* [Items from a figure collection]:
****************
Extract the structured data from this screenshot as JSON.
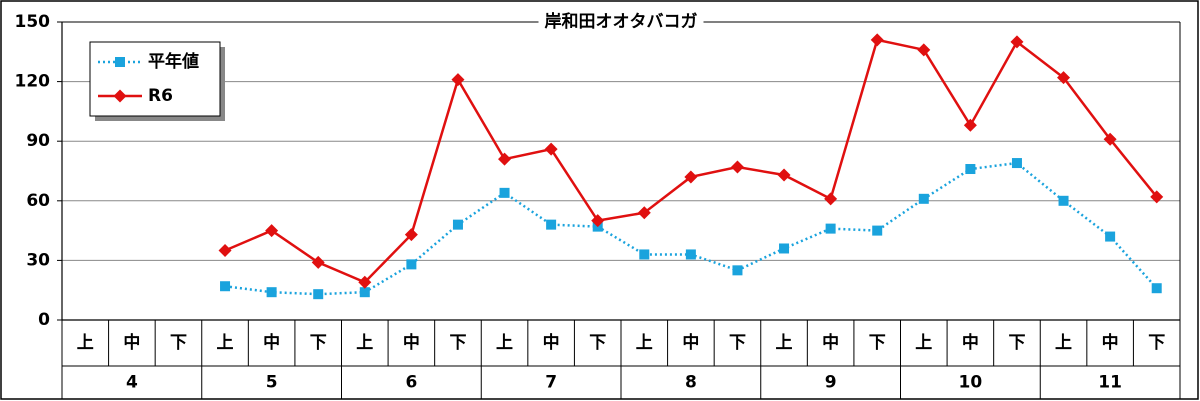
{
  "chart_data": {
    "type": "line",
    "title": "岸和田オオタバコガ",
    "categories": [
      "上",
      "中",
      "下",
      "上",
      "中",
      "下",
      "上",
      "中",
      "下",
      "上",
      "中",
      "下",
      "上",
      "中",
      "下",
      "上",
      "中",
      "下",
      "上",
      "中",
      "下",
      "上",
      "中",
      "下"
    ],
    "group_labels": [
      "4",
      "5",
      "6",
      "7",
      "8",
      "9",
      "10",
      "11"
    ],
    "series": [
      {
        "name": "平年値",
        "color": "#1aa3dd",
        "line_style": "dotted",
        "marker": "square",
        "values": [
          null,
          null,
          null,
          17,
          14,
          13,
          14,
          28,
          48,
          64,
          48,
          47,
          33,
          33,
          25,
          36,
          46,
          45,
          61,
          76,
          79,
          60,
          42,
          16
        ]
      },
      {
        "name": "R6",
        "color": "#e01010",
        "line_style": "solid",
        "marker": "diamond",
        "values": [
          null,
          null,
          null,
          35,
          45,
          29,
          19,
          43,
          121,
          81,
          86,
          50,
          54,
          72,
          77,
          73,
          61,
          141,
          136,
          98,
          140,
          122,
          91,
          62
        ]
      }
    ],
    "ylim": [
      0,
      150
    ],
    "yticks": [
      0,
      30,
      60,
      90,
      120,
      150
    ],
    "grid": true,
    "legend": "upper left"
  }
}
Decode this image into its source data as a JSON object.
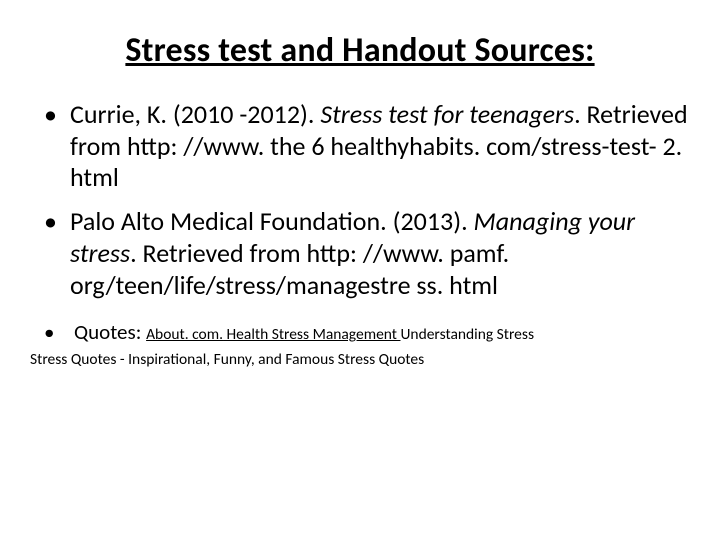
{
  "colors": {
    "background": "#ffffff",
    "text": "#000000"
  },
  "typography": {
    "family": "Calibri",
    "title_size_pt": 34,
    "title_weight": 700,
    "body_size_pt": 26,
    "small_size_pt": 15.5,
    "quotes_label_size_pt": 21
  },
  "title": "Stress test and Handout Sources:",
  "bullets": [
    {
      "author_year": "Currie, K. (2010 -2012). ",
      "italic_title": "Stress test for teenagers",
      "after": ". Retrieved from http: //www. the 6 healthyhabits. com/stress-test- 2. html"
    },
    {
      "author_year": "Palo Alto Medical Foundation. (2013). ",
      "italic_title": "Managing your stress",
      "after": ". Retrieved from http: //www. pamf. org/teen/life/stress/managestre ss. html"
    }
  ],
  "quotes": {
    "label": "Quotes: ",
    "link1": "About. com.",
    "link2": " Health Stress Management ",
    "tail": "Understanding Stress"
  },
  "footer": "Stress Quotes - Inspirational, Funny, and Famous Stress Quotes"
}
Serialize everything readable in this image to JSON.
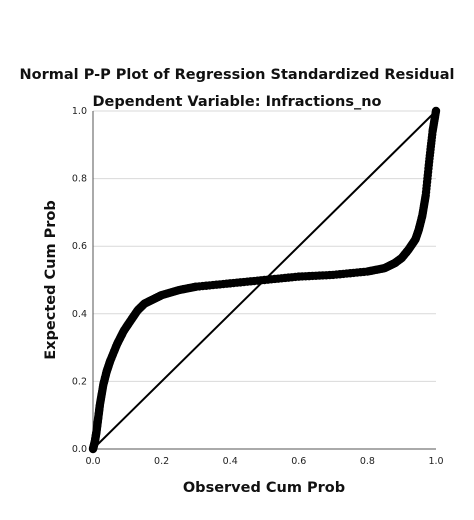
{
  "chart_data": {
    "type": "scatter",
    "title": "Normal P-P Plot of Regression Standardized Residual",
    "subtitle": "Dependent Variable: Infractions_no",
    "xlabel": "Observed Cum Prob",
    "ylabel": "Expected Cum Prob",
    "xlim": [
      0,
      1
    ],
    "ylim": [
      0,
      1
    ],
    "x_ticks": [
      "0.0",
      "0.2",
      "0.4",
      "0.6",
      "0.8",
      "1.0"
    ],
    "y_ticks": [
      "0.0",
      "0.2",
      "0.4",
      "0.6",
      "0.8",
      "1.0"
    ],
    "grid": "horizontal",
    "reference_line": {
      "x": [
        0,
        1
      ],
      "y": [
        0,
        1
      ]
    },
    "series": [
      {
        "x": [
          0.0,
          0.005,
          0.01,
          0.015,
          0.02,
          0.03,
          0.04,
          0.05,
          0.07,
          0.09,
          0.11,
          0.13,
          0.15,
          0.18,
          0.2,
          0.25,
          0.3,
          0.4,
          0.5,
          0.6,
          0.7,
          0.8,
          0.85,
          0.88,
          0.9,
          0.92,
          0.94,
          0.95,
          0.96,
          0.97,
          0.98,
          0.99,
          1.0
        ],
        "y": [
          0.0,
          0.02,
          0.05,
          0.09,
          0.13,
          0.19,
          0.23,
          0.26,
          0.31,
          0.35,
          0.38,
          0.41,
          0.43,
          0.445,
          0.455,
          0.47,
          0.48,
          0.49,
          0.5,
          0.51,
          0.515,
          0.525,
          0.535,
          0.55,
          0.565,
          0.59,
          0.62,
          0.65,
          0.69,
          0.75,
          0.85,
          0.94,
          1.0
        ]
      }
    ],
    "colors": {
      "points": "#000000",
      "reference_line": "#000000",
      "grid": "#d9d9d9",
      "axes": "#555555"
    }
  }
}
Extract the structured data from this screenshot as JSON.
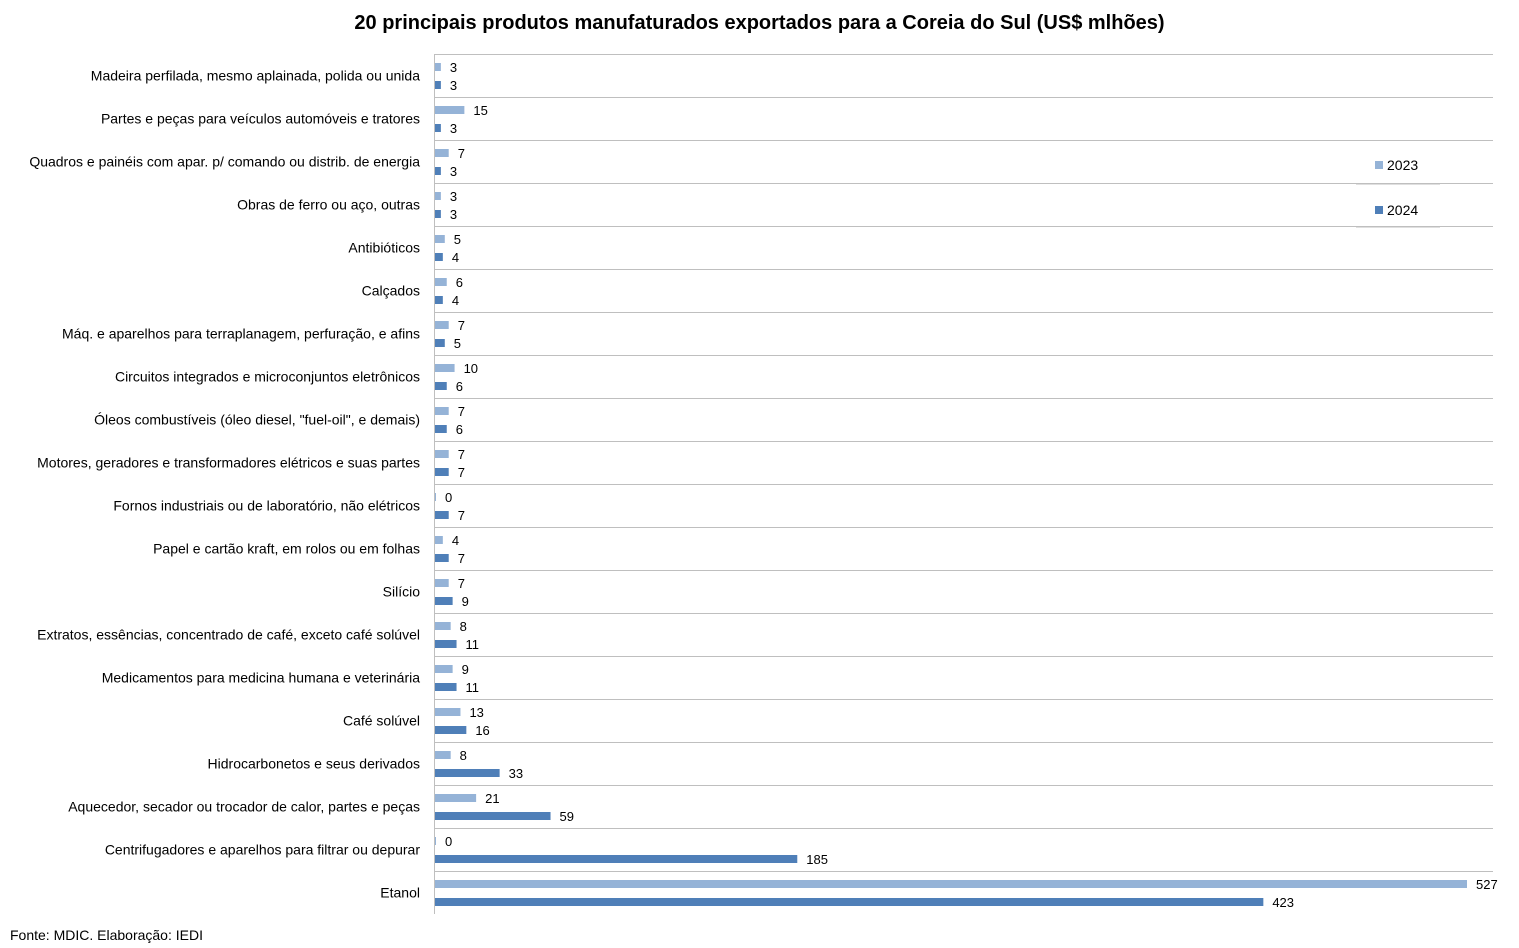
{
  "chart_data": {
    "type": "bar",
    "orientation": "horizontal",
    "title": "20 principais produtos manufaturados exportados para a Coreia do Sul (US$ mlhões)",
    "categories": [
      "Madeira perfilada, mesmo aplainada, polida ou unida",
      "Partes e peças para veículos automóveis e tratores",
      "Quadros e painéis com apar. p/ comando ou distrib. de energia",
      "Obras de ferro ou aço, outras",
      "Antibióticos",
      "Calçados",
      "Máq. e aparelhos para terraplanagem, perfuração, e afins",
      "Circuitos integrados e microconjuntos eletrônicos",
      "Óleos combustíveis (óleo diesel, \"fuel-oil\", e demais)",
      "Motores, geradores e transformadores elétricos e suas partes",
      "Fornos industriais ou de laboratório, não elétricos",
      "Papel e cartão kraft, em rolos ou em folhas",
      "Silício",
      "Extratos, essências, concentrado de café, exceto café solúvel",
      "Medicamentos para medicina humana e veterinária",
      "Café solúvel",
      "Hidrocarbonetos e seus derivados",
      "Aquecedor, secador ou trocador de calor, partes e peças",
      "Centrifugadores e aparelhos para filtrar ou depurar",
      "Etanol"
    ],
    "series": [
      {
        "name": "2023",
        "color": "#95B3D7",
        "values": [
          3,
          15,
          7,
          3,
          5,
          6,
          7,
          10,
          7,
          7,
          0,
          4,
          7,
          8,
          9,
          13,
          8,
          21,
          0,
          527
        ]
      },
      {
        "name": "2024",
        "color": "#4F7FB8",
        "values": [
          3,
          3,
          3,
          3,
          4,
          4,
          5,
          6,
          6,
          7,
          7,
          7,
          9,
          11,
          11,
          16,
          33,
          59,
          185,
          423
        ]
      }
    ],
    "xlim": [
      0,
      527
    ],
    "grid": false,
    "legend_position": "right"
  },
  "footer": {
    "source": "Fonte: MDIC. Elaboração: IEDI"
  }
}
****************
* [Given task]:
Reproduce each line word for word and drop the pictures.

* [Answer for the task]:
Extract the structured data from this screenshot as JSON.
{
  "chart_data": {
    "type": "line",
    "title": "岸和田オオタバコガ",
    "categories": [
      "上",
      "中",
      "下",
      "上",
      "中",
      "下",
      "上",
      "中",
      "下",
      "上",
      "中",
      "下",
      "上",
      "中",
      "下",
      "上",
      "中",
      "下",
      "上",
      "中",
      "下",
      "上",
      "中",
      "下"
    ],
    "group_labels": [
      "4",
      "5",
      "6",
      "7",
      "8",
      "9",
      "10",
      "11"
    ],
    "series": [
      {
        "name": "平年値",
        "color": "#1aa3dd",
        "line_style": "dotted",
        "marker": "square",
        "values": [
          null,
          null,
          null,
          17,
          14,
          13,
          14,
          28,
          48,
          64,
          48,
          47,
          33,
          33,
          25,
          36,
          46,
          45,
          61,
          76,
          79,
          60,
          42,
          16
        ]
      },
      {
        "name": "R6",
        "color": "#e01010",
        "line_style": "solid",
        "marker": "diamond",
        "values": [
          null,
          null,
          null,
          35,
          45,
          29,
          19,
          43,
          121,
          81,
          86,
          50,
          54,
          72,
          77,
          73,
          61,
          141,
          136,
          98,
          140,
          122,
          91,
          62
        ]
      }
    ],
    "ylim": [
      0,
      150
    ],
    "yticks": [
      0,
      30,
      60,
      90,
      120,
      150
    ],
    "grid": true,
    "legend": "upper left"
  }
}
Decode this image into its source data as a JSON object.
{
  "colors": {
    "background": "#ffffff",
    "text": "#000000"
  },
  "typography": {
    "family": "Calibri",
    "title_size_pt": 34,
    "title_weight": 700,
    "body_size_pt": 26,
    "small_size_pt": 15.5,
    "quotes_label_size_pt": 21
  },
  "title": "Stress test and Handout Sources:",
  "bullets": [
    {
      "author_year": "Currie, K. (2010 -2012). ",
      "italic_title": "Stress test for teenagers",
      "after": ". Retrieved from http: //www. the 6 healthyhabits. com/stress-test- 2. html"
    },
    {
      "author_year": "Palo Alto Medical Foundation. (2013). ",
      "italic_title": "Managing your stress",
      "after": ". Retrieved from http: //www. pamf. org/teen/life/stress/managestre ss. html"
    }
  ],
  "quotes": {
    "label": "Quotes: ",
    "link1": "About. com.",
    "link2": " Health Stress Management ",
    "tail": "Understanding Stress"
  },
  "footer": "Stress Quotes - Inspirational, Funny, and Famous Stress Quotes"
}
Serialize everything readable in this image to JSON.
{
  "chart_data": {
    "type": "scatter",
    "title": "Normal P-P Plot of Regression Standardized Residual",
    "subtitle": "Dependent Variable: Infractions_no",
    "xlabel": "Observed Cum Prob",
    "ylabel": "Expected Cum Prob",
    "xlim": [
      0,
      1
    ],
    "ylim": [
      0,
      1
    ],
    "x_ticks": [
      "0.0",
      "0.2",
      "0.4",
      "0.6",
      "0.8",
      "1.0"
    ],
    "y_ticks": [
      "0.0",
      "0.2",
      "0.4",
      "0.6",
      "0.8",
      "1.0"
    ],
    "grid": "horizontal",
    "reference_line": {
      "x": [
        0,
        1
      ],
      "y": [
        0,
        1
      ]
    },
    "series": [
      {
        "x": [
          0.0,
          0.005,
          0.01,
          0.015,
          0.02,
          0.03,
          0.04,
          0.05,
          0.07,
          0.09,
          0.11,
          0.13,
          0.15,
          0.18,
          0.2,
          0.25,
          0.3,
          0.4,
          0.5,
          0.6,
          0.7,
          0.8,
          0.85,
          0.88,
          0.9,
          0.92,
          0.94,
          0.95,
          0.96,
          0.97,
          0.98,
          0.99,
          1.0
        ],
        "y": [
          0.0,
          0.02,
          0.05,
          0.09,
          0.13,
          0.19,
          0.23,
          0.26,
          0.31,
          0.35,
          0.38,
          0.41,
          0.43,
          0.445,
          0.455,
          0.47,
          0.48,
          0.49,
          0.5,
          0.51,
          0.515,
          0.525,
          0.535,
          0.55,
          0.565,
          0.59,
          0.62,
          0.65,
          0.69,
          0.75,
          0.85,
          0.94,
          1.0
        ]
      }
    ],
    "colors": {
      "points": "#000000",
      "reference_line": "#000000",
      "grid": "#d9d9d9",
      "axes": "#555555"
    }
  }
}
Extract the structured data from this screenshot as JSON.
{
  "chart_data": {
    "type": "bar",
    "orientation": "horizontal",
    "title": "20 principais produtos manufaturados exportados para a Coreia do Sul (US$ mlhões)",
    "categories": [
      "Madeira perfilada, mesmo aplainada, polida ou unida",
      "Partes e peças para veículos automóveis e tratores",
      "Quadros e painéis com apar. p/ comando ou distrib. de energia",
      "Obras de ferro ou aço, outras",
      "Antibióticos",
      "Calçados",
      "Máq. e aparelhos para terraplanagem, perfuração, e afins",
      "Circuitos integrados e microconjuntos eletrônicos",
      "Óleos combustíveis (óleo diesel, \"fuel-oil\", e demais)",
      "Motores, geradores e transformadores elétricos e suas partes",
      "Fornos industriais ou de laboratório, não elétricos",
      "Papel e cartão kraft, em rolos ou em folhas",
      "Silício",
      "Extratos, essências, concentrado de café, exceto café solúvel",
      "Medicamentos para medicina humana e veterinária",
      "Café solúvel",
      "Hidrocarbonetos e seus derivados",
      "Aquecedor, secador ou trocador de calor, partes e peças",
      "Centrifugadores e aparelhos para filtrar ou depurar",
      "Etanol"
    ],
    "series": [
      {
        "name": "2023",
        "color": "#95B3D7",
        "values": [
          3,
          15,
          7,
          3,
          5,
          6,
          7,
          10,
          7,
          7,
          0,
          4,
          7,
          8,
          9,
          13,
          8,
          21,
          0,
          527
        ]
      },
      {
        "name": "2024",
        "color": "#4F7FB8",
        "values": [
          3,
          3,
          3,
          3,
          4,
          4,
          5,
          6,
          6,
          7,
          7,
          7,
          9,
          11,
          11,
          16,
          33,
          59,
          185,
          423
        ]
      }
    ],
    "xlim": [
      0,
      527
    ],
    "grid": false,
    "legend_position": "right"
  },
  "footer": {
    "source": "Fonte: MDIC. Elaboração: IEDI"
  }
}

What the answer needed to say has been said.